• Stated exercise
Show all lines holding the string "Fibroblasts".

# Start of Recorded information

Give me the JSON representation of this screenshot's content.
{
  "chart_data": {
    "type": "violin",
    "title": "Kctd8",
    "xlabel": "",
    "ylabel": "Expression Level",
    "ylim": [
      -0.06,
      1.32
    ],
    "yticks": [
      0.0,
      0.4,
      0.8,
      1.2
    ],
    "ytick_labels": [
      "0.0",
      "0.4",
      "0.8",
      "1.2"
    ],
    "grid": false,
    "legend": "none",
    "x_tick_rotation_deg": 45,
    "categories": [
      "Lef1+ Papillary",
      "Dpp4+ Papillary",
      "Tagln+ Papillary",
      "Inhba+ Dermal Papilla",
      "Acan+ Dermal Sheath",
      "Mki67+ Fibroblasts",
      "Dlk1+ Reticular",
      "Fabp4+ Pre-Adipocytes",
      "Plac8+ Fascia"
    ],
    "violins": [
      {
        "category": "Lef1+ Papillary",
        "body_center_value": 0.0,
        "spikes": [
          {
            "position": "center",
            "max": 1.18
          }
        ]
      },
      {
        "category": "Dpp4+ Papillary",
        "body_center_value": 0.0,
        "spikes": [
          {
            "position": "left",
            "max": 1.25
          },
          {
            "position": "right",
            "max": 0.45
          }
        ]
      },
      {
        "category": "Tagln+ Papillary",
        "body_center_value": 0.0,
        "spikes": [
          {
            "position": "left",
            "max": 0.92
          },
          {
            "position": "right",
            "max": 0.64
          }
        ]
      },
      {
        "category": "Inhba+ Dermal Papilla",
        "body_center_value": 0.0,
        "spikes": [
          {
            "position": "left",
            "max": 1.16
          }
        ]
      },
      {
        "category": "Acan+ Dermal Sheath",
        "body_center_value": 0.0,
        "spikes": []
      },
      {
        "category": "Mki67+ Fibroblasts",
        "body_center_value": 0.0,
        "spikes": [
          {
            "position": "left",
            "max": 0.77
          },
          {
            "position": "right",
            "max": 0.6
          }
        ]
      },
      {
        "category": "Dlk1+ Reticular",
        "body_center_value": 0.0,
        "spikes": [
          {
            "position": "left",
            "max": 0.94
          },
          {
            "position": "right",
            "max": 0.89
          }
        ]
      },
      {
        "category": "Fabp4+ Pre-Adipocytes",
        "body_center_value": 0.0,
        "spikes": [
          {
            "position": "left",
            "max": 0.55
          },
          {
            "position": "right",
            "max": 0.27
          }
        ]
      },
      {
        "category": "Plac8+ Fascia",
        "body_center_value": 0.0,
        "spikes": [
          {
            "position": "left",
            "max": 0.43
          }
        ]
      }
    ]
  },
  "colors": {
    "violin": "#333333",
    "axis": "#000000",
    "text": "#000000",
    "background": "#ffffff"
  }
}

# End of Recorded information

• Finished exercise
      "Mki67+ Fibroblasts",
        "category": "Mki67+ Fibroblasts",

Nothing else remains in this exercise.